| SUPPLIED DATA |
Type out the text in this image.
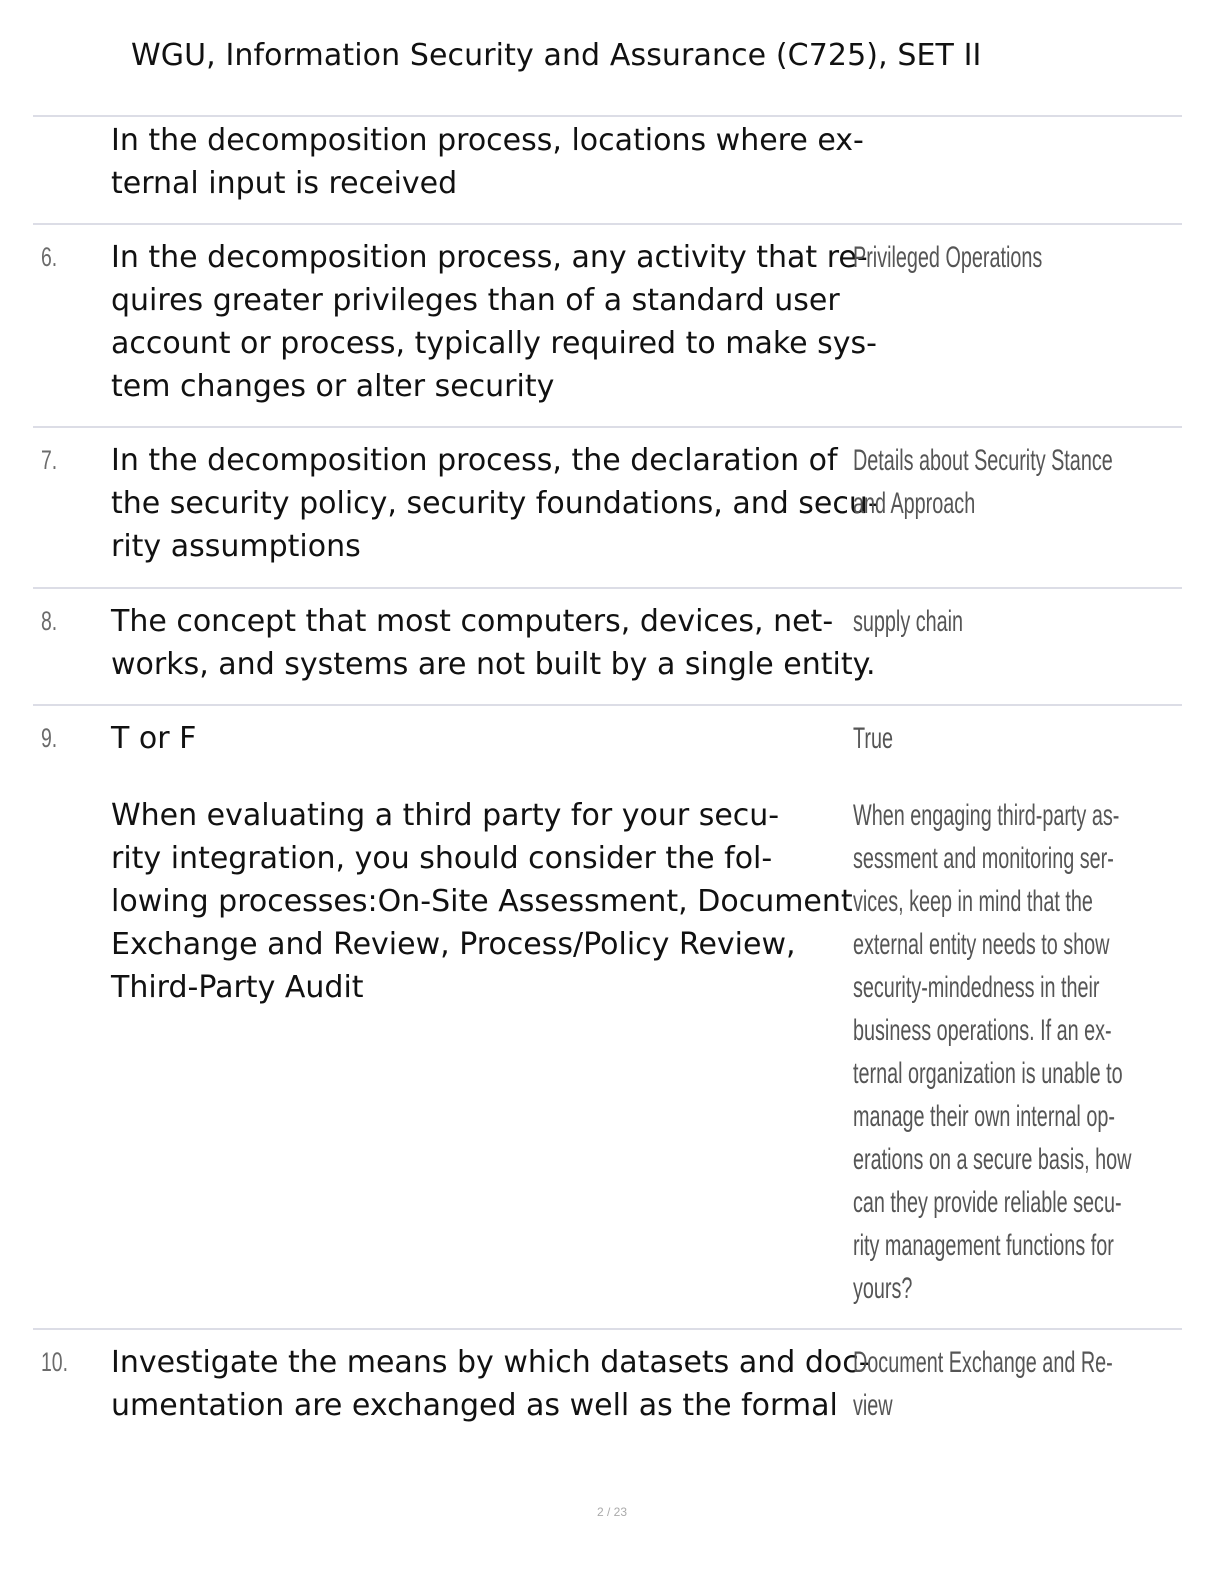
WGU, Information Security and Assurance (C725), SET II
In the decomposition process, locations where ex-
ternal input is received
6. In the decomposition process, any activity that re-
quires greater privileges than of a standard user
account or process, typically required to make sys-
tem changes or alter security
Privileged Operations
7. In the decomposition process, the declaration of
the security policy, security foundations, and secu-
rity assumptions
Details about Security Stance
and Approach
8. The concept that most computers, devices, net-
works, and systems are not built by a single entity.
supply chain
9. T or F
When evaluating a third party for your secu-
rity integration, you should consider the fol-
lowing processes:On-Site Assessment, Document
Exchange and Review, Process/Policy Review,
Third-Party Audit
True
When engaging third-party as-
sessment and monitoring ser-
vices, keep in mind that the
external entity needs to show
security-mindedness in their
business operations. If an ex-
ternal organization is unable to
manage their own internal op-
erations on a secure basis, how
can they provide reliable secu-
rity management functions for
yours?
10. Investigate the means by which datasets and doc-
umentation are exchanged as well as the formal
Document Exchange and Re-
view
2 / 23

| WHAT THE TASK REQUIRES |
Copy the listing over exactly, skipping the pictures it holds.

| OUTPUT OF THE EXERCISE |
Type out the text in this image.
WGU, Information Security and Assurance (C725), SET II
In the decomposition process, locations where ex-
ternal input is received
6. In the decomposition process, any activity that re-
quires greater privileges than of a standard user
account or process, typically required to make sys-
tem changes or alter security
Privileged Operations
7. In the decomposition process, the declaration of
the security policy, security foundations, and secu-
rity assumptions
Details about Security Stance
and Approach
8. The concept that most computers, devices, net-
works, and systems are not built by a single entity.
supply chain
9. T or F
When evaluating a third party for your secu-
rity integration, you should consider the fol-
lowing processes:On-Site Assessment, Document
Exchange and Review, Process/Policy Review,
Third-Party Audit
True
When engaging third-party as-
sessment and monitoring ser-
vices, keep in mind that the
external entity needs to show
security-mindedness in their
business operations. If an ex-
ternal organization is unable to
manage their own internal op-
erations on a secure basis, how
can they provide reliable secu-
rity management functions for
yours?
10. Investigate the means by which datasets and doc-
umentation are exchanged as well as the formal
Document Exchange and Re-
view
2 / 23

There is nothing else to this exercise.